● Record set:

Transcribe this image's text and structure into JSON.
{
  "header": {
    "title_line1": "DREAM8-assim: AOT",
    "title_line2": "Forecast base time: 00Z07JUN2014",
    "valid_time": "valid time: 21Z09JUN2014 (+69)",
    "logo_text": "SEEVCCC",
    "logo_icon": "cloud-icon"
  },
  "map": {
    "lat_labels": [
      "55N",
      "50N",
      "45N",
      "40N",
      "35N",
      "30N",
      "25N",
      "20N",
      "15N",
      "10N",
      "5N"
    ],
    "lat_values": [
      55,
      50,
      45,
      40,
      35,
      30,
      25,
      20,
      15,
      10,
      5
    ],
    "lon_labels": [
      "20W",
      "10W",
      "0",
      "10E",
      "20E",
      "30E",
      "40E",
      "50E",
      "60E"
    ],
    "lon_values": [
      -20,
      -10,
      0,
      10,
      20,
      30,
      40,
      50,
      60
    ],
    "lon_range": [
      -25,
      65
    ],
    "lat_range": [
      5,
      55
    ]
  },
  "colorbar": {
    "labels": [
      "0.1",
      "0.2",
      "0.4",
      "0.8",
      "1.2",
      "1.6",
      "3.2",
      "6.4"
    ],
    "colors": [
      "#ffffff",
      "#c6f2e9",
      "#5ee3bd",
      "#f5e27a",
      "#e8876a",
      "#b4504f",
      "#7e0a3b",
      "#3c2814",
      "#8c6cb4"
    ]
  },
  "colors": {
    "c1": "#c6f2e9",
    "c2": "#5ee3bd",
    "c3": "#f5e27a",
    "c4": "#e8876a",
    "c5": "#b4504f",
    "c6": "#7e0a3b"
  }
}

* * *

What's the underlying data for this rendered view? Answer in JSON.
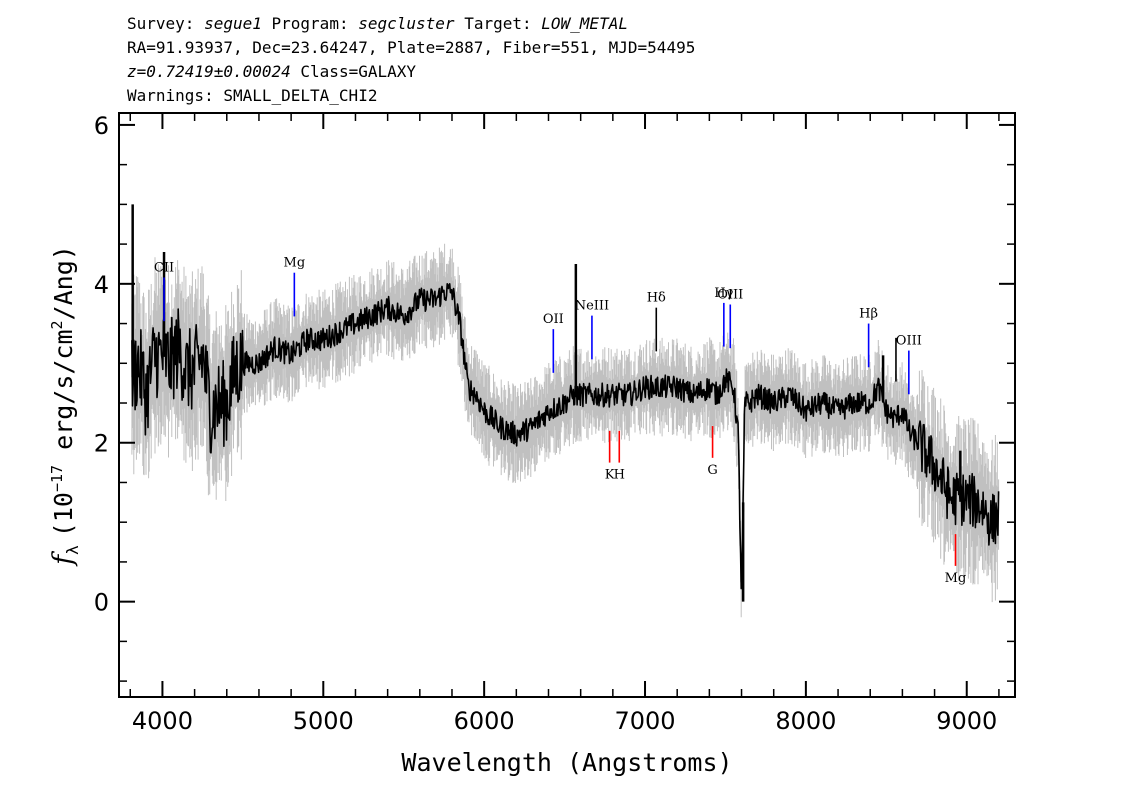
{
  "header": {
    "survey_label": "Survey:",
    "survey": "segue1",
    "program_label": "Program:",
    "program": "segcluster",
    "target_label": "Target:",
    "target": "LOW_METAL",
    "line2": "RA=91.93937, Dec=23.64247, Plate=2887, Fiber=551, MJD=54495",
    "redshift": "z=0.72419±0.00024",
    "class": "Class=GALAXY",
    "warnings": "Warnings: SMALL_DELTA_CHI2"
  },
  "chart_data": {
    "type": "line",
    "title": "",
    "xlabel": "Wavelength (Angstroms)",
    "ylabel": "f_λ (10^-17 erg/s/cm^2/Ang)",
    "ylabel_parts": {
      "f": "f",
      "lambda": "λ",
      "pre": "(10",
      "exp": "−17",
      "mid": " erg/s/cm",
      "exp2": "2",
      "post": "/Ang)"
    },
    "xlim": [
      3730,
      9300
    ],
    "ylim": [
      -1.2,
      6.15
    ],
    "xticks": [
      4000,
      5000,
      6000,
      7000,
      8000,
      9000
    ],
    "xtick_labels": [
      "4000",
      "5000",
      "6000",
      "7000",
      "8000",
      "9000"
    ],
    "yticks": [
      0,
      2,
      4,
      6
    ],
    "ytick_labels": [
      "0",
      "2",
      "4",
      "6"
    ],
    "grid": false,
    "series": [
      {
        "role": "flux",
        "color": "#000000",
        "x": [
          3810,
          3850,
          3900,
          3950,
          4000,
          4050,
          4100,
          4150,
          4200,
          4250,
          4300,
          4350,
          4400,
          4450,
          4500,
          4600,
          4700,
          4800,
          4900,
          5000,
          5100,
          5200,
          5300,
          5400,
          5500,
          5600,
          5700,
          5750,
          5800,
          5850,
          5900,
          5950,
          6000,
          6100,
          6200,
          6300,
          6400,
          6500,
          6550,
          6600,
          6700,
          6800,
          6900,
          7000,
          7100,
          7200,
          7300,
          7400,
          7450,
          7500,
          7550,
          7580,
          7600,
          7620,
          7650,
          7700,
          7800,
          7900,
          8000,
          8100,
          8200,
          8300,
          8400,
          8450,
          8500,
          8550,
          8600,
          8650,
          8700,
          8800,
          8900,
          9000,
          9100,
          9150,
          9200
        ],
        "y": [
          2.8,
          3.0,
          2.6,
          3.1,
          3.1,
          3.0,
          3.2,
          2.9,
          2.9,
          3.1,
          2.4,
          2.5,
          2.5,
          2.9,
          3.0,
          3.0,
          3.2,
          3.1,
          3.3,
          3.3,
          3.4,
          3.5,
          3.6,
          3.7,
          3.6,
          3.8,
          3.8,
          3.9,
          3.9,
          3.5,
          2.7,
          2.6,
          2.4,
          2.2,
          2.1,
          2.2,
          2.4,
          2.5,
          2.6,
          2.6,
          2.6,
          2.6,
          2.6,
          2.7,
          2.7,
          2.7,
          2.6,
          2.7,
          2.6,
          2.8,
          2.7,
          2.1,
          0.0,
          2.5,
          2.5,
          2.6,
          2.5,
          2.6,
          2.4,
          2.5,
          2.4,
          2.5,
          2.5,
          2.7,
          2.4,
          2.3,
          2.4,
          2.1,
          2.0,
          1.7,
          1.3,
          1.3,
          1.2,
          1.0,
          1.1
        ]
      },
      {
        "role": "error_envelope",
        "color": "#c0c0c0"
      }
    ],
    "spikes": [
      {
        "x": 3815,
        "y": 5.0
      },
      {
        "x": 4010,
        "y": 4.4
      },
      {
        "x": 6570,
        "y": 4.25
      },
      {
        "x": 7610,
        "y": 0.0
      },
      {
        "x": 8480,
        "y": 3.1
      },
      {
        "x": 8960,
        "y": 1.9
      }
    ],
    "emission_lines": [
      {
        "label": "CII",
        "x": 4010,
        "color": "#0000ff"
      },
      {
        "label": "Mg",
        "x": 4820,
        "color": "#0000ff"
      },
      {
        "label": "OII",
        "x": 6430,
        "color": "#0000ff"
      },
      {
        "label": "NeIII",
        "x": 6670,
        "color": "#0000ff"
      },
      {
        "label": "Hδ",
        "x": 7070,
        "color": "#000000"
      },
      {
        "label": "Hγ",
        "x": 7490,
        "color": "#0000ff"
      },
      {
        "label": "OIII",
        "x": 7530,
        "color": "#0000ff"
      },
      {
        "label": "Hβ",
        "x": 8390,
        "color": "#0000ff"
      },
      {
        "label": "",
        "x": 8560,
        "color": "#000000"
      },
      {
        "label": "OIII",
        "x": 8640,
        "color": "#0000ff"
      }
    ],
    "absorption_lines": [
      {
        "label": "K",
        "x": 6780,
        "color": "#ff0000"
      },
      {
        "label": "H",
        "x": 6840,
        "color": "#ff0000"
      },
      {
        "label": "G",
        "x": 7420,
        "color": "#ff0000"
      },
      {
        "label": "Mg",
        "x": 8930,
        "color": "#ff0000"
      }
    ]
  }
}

==

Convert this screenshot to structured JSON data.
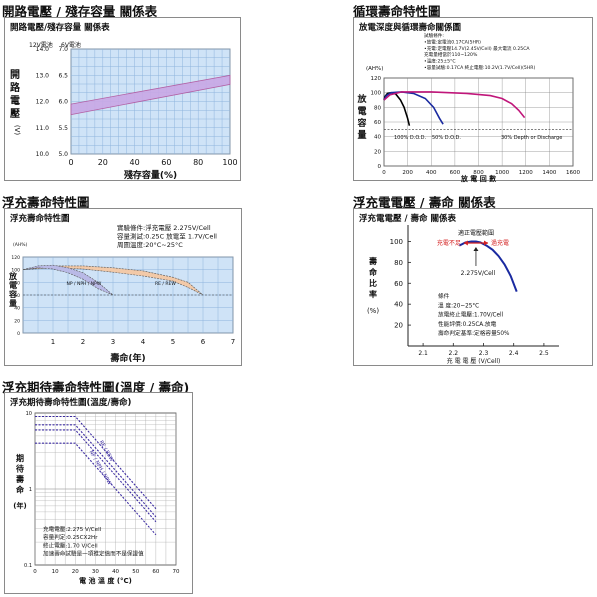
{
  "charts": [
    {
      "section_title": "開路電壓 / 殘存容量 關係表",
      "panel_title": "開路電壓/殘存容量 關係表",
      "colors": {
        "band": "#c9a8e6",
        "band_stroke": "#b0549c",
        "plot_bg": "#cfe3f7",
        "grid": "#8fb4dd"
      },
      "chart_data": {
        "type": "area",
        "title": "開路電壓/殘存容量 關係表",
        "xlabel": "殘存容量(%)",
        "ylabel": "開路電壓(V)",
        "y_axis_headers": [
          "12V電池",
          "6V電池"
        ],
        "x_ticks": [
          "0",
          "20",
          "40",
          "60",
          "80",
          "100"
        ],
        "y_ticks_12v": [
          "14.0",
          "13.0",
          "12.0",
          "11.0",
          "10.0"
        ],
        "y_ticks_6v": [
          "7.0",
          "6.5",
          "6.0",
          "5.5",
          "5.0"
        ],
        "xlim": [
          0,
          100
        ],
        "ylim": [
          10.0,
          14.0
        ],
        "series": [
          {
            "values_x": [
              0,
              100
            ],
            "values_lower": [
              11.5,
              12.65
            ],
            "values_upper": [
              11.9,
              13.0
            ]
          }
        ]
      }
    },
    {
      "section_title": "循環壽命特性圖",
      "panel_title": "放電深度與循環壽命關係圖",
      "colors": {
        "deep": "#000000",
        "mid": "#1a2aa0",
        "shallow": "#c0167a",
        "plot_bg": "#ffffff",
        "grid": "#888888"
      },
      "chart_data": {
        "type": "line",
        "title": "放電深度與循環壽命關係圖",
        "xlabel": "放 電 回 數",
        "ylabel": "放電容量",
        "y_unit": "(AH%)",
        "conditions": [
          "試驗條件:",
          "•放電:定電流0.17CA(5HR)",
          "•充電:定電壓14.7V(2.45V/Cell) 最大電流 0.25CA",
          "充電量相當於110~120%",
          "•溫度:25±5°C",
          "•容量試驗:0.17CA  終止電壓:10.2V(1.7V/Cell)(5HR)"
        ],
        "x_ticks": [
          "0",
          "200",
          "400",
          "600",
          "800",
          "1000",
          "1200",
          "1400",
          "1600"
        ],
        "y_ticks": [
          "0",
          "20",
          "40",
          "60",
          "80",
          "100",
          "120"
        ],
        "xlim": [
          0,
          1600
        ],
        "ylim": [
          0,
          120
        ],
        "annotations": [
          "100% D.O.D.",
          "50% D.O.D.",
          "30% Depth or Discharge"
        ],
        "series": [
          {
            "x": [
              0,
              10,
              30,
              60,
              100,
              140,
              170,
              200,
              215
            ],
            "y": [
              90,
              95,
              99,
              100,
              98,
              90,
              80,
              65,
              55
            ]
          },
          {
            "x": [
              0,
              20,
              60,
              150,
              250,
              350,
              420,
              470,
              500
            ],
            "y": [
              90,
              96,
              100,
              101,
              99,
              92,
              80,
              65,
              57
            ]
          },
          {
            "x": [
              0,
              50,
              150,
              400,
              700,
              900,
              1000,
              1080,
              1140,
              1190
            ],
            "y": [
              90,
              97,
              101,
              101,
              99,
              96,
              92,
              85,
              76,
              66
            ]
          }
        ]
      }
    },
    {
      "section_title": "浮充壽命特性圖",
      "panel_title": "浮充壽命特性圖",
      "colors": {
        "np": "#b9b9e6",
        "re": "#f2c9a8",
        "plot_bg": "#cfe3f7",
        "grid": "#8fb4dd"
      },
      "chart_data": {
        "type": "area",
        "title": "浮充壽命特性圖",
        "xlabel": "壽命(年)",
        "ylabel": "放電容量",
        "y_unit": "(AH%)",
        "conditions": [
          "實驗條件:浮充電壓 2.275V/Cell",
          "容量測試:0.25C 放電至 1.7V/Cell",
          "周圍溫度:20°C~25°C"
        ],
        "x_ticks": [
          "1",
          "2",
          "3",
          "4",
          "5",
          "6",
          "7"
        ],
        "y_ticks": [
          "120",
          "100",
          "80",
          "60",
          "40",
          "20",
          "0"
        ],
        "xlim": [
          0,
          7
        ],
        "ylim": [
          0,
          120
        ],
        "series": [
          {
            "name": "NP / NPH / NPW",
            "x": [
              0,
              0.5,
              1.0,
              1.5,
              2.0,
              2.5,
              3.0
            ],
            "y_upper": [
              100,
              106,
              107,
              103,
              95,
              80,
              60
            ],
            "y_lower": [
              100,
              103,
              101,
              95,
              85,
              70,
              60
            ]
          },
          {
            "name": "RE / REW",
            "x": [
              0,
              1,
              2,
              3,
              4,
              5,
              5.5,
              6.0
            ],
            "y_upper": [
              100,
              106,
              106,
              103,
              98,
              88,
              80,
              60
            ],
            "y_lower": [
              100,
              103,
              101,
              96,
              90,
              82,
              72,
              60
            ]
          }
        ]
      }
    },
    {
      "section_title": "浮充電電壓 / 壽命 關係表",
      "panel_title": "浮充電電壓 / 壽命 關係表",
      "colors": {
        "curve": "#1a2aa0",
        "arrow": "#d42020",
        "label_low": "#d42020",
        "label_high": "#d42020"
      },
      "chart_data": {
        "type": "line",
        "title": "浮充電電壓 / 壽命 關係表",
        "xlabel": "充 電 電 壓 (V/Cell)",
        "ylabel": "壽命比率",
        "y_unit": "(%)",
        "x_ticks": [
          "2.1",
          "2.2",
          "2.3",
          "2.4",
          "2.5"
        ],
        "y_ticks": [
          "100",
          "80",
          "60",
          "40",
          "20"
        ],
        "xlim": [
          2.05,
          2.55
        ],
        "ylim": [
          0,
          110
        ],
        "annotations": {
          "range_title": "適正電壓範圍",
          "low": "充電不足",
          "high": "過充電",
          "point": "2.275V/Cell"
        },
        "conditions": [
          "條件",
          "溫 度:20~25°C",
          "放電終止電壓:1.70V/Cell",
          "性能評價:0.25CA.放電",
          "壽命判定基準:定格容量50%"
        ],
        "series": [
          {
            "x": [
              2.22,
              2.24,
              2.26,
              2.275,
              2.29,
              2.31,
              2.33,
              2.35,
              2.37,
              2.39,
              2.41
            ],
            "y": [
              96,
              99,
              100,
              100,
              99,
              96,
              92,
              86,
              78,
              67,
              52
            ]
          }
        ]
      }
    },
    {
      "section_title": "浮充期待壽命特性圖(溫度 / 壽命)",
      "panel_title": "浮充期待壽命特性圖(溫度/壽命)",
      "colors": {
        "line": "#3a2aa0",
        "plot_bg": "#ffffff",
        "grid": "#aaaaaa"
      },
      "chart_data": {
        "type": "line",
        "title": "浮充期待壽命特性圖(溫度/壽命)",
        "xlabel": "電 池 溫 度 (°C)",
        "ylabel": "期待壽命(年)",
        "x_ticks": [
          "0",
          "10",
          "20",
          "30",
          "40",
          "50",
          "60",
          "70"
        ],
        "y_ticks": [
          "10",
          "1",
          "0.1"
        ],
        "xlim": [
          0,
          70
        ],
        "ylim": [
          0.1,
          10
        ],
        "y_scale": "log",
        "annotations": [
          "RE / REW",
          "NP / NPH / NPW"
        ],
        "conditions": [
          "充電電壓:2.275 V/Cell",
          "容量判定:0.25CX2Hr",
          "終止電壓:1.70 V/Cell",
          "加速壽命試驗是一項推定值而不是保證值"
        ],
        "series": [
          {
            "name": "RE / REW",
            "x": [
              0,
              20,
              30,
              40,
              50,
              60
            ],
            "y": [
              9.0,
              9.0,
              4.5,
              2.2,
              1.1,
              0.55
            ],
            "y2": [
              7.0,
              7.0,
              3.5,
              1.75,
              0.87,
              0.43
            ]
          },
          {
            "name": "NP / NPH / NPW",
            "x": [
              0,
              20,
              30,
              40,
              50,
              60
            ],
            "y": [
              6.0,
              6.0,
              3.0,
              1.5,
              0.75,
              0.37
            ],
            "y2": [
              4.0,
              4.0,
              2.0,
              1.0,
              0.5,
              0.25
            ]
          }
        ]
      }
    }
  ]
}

● Given request: Your task is to list each line of the records with the word "浮充期待壽命特性圖".

● Problem solution:
      "section_title": "浮充期待壽命特性圖(溫度 / 壽命)",
      "panel_title": "浮充期待壽命特性圖(溫度/壽命)",
        "title": "浮充期待壽命特性圖(溫度/壽命)",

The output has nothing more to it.